--- THE TASK ---
Identify and pull out each line of the entries in which "image" occurs.

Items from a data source
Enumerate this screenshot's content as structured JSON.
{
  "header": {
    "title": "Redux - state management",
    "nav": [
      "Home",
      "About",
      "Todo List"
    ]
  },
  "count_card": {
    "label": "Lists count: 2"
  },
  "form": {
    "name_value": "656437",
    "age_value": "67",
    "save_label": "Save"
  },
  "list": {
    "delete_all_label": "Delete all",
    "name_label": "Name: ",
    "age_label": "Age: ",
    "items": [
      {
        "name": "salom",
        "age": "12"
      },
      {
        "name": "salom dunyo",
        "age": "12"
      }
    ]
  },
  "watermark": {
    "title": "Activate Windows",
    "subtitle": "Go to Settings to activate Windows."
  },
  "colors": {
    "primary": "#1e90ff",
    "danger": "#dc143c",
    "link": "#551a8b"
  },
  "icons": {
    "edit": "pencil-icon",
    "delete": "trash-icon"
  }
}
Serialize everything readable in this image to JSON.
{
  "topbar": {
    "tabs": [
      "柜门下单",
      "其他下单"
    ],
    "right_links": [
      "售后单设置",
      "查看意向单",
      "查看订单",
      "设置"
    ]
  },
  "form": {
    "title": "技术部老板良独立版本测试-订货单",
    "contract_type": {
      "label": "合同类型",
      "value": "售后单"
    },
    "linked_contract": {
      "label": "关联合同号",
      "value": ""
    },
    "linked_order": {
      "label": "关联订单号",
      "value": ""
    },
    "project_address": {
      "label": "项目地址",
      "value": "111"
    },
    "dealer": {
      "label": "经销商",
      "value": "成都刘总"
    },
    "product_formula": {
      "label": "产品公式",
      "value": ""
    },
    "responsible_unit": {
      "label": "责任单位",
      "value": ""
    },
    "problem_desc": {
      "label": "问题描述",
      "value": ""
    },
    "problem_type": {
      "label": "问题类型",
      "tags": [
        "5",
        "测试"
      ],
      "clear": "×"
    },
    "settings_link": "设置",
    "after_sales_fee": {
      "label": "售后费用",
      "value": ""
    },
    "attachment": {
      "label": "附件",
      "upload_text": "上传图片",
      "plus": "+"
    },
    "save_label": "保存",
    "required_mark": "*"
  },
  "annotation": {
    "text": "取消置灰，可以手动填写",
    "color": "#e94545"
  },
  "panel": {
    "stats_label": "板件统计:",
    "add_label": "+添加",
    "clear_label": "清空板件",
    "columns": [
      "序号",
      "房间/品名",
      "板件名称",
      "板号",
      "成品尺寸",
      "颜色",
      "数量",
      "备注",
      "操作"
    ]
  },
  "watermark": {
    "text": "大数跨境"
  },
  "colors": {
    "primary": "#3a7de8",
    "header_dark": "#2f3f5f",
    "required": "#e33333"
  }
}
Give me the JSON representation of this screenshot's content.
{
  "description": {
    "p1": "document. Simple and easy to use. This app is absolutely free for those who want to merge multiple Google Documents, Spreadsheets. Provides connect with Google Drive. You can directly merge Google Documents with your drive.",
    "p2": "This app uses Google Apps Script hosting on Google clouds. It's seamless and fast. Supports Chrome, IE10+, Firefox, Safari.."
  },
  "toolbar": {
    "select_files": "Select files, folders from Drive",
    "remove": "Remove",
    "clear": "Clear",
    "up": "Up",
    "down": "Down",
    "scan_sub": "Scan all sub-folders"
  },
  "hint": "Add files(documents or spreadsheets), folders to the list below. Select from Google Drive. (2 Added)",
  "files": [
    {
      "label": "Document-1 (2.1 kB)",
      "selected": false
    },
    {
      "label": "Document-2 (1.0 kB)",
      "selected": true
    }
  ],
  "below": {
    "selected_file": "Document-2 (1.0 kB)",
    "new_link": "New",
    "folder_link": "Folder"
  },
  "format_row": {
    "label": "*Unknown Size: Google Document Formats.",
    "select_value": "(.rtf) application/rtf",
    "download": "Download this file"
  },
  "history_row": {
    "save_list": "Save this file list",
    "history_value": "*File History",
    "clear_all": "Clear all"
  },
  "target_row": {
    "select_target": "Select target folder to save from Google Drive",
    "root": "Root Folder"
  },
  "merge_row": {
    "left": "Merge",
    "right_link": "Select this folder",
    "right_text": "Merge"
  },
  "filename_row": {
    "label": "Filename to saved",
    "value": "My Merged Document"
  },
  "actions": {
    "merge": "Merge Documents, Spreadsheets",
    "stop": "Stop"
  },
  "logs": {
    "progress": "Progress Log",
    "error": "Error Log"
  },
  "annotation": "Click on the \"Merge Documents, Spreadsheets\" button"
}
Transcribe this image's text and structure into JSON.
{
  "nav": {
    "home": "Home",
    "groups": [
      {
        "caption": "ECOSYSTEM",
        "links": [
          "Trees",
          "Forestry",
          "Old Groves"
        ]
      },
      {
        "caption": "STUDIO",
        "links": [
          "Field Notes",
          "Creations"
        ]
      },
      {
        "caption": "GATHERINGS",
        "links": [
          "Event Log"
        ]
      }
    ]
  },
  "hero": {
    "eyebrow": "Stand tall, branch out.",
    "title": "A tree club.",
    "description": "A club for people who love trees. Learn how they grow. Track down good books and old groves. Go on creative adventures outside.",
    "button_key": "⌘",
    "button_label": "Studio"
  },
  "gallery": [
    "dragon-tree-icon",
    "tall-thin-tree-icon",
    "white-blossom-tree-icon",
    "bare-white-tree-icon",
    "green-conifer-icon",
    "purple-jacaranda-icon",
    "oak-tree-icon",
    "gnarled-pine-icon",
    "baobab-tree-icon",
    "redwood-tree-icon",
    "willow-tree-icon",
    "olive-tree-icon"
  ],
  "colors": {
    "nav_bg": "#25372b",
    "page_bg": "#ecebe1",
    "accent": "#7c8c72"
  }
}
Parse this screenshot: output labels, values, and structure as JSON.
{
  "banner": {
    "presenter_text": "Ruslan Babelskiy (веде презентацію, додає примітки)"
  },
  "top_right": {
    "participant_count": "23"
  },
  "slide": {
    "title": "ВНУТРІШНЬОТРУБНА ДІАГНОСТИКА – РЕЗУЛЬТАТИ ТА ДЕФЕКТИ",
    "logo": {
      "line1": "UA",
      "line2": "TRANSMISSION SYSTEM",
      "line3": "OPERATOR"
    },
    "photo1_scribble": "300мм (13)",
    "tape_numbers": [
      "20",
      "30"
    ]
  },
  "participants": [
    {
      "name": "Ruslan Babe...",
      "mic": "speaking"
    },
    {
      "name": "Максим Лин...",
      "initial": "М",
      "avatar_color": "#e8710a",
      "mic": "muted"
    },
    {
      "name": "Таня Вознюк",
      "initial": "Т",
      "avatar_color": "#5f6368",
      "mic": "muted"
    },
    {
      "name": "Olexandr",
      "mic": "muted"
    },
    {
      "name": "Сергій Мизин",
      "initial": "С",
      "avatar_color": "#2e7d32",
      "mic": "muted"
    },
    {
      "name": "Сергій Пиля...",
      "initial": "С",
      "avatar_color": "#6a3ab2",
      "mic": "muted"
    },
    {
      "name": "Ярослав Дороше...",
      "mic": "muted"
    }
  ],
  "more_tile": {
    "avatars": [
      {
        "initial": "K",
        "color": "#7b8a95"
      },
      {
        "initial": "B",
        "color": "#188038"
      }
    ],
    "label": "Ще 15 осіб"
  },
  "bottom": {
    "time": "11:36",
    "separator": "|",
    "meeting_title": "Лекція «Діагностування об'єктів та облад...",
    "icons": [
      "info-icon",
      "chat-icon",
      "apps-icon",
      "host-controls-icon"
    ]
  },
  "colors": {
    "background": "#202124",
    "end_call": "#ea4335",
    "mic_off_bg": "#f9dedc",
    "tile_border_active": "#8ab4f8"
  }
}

--- OUTPUT ---
Serialize everything readable in this image to JSON.
Transcribe this image's text and structure into JSON.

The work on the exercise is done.